### Task to carry out
In the data below, locate each line with the word "South" and list it.
....
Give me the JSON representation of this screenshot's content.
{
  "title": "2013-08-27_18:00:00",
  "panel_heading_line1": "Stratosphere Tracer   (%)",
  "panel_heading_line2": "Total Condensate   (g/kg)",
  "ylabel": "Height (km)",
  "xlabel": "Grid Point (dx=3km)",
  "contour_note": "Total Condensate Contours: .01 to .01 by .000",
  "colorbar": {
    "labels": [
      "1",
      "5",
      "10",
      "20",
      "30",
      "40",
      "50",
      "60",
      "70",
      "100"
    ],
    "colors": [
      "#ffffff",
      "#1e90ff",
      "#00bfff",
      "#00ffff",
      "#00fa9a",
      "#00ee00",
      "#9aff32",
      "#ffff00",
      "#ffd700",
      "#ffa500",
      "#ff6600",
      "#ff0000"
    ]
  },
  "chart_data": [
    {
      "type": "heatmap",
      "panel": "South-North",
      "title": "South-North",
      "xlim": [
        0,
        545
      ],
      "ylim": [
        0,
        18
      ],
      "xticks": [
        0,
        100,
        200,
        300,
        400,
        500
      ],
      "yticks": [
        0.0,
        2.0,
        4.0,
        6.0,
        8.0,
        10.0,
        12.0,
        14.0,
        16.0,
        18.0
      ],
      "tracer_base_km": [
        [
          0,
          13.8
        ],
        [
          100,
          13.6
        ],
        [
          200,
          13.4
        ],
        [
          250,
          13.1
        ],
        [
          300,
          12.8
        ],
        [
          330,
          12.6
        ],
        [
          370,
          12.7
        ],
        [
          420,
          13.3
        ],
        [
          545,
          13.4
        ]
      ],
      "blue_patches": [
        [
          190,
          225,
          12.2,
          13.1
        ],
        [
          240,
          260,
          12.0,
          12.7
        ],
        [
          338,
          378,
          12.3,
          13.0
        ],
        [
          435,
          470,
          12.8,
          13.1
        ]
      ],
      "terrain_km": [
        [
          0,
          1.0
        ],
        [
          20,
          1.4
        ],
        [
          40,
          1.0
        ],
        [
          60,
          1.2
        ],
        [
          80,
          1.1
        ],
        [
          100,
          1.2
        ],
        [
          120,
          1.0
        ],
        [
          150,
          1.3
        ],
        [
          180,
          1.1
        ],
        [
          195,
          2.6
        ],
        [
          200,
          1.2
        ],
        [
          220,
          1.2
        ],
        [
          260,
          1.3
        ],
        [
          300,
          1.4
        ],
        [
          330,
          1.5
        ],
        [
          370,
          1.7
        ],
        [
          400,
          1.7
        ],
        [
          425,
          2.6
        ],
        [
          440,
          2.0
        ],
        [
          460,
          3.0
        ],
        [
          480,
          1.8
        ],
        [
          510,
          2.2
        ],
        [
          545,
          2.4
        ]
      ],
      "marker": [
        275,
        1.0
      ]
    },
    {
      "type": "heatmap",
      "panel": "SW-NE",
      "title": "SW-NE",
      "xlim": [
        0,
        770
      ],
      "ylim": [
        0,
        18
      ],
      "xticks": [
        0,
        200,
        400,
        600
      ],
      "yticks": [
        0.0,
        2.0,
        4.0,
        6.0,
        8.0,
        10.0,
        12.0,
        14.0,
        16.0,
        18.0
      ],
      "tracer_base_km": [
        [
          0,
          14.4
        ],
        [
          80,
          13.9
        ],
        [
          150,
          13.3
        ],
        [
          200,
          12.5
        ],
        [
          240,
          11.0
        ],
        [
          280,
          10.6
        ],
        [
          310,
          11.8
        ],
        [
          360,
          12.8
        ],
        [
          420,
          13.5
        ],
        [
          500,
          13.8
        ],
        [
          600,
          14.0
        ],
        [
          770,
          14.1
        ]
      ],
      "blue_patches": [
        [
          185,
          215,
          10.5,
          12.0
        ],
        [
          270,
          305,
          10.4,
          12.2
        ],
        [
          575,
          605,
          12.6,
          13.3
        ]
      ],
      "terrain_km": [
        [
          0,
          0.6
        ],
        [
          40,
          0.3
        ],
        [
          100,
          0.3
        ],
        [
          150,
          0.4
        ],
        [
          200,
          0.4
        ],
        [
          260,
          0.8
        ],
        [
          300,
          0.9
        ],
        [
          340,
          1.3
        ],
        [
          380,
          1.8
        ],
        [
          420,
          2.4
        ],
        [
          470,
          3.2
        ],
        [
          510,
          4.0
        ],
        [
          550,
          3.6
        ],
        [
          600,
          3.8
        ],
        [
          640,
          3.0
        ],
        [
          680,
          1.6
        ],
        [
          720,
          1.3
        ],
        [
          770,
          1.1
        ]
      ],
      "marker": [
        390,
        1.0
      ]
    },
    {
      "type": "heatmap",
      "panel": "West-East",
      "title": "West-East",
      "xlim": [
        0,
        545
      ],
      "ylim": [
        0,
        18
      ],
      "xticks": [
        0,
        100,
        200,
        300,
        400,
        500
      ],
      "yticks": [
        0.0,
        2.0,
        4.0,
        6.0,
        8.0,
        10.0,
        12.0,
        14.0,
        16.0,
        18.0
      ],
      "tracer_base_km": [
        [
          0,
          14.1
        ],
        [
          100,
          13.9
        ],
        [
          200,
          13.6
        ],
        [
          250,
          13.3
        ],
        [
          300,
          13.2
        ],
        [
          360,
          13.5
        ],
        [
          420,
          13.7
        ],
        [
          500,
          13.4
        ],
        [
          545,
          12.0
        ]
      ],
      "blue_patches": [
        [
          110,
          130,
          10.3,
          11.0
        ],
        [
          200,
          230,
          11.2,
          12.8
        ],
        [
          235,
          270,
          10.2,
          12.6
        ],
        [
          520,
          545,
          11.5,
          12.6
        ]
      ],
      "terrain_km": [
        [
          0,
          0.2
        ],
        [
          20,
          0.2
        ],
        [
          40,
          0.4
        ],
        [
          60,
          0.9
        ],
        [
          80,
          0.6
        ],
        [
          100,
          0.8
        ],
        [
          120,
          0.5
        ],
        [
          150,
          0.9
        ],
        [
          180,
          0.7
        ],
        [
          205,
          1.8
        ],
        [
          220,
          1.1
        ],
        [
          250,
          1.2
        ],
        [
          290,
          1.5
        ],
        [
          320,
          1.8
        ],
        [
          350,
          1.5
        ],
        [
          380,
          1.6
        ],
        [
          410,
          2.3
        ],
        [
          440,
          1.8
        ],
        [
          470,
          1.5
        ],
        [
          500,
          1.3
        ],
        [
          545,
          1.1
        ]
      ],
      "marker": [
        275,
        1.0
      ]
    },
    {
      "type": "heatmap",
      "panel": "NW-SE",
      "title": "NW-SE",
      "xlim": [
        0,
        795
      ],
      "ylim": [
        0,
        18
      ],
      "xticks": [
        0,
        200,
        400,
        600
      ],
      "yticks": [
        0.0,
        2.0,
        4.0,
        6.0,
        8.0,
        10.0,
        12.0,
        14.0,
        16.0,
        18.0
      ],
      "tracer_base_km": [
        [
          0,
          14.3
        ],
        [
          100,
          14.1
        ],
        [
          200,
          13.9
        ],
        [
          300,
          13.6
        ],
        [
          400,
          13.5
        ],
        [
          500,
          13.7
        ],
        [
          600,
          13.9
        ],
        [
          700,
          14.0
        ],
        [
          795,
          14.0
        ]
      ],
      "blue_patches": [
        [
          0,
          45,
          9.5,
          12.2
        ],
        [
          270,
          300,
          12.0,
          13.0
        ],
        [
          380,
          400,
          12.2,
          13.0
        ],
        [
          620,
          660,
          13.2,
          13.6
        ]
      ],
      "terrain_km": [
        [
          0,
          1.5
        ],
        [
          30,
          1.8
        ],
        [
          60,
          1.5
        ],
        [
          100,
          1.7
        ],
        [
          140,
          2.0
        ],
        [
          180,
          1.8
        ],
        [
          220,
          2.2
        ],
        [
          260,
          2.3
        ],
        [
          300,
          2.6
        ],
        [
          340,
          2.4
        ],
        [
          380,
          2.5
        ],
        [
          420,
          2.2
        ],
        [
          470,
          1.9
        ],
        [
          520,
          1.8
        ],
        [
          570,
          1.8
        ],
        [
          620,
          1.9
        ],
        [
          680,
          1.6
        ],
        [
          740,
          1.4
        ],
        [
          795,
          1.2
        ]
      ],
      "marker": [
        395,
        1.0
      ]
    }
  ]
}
....
### Problem solution
      "panel": "South-North",
      "title": "South-North",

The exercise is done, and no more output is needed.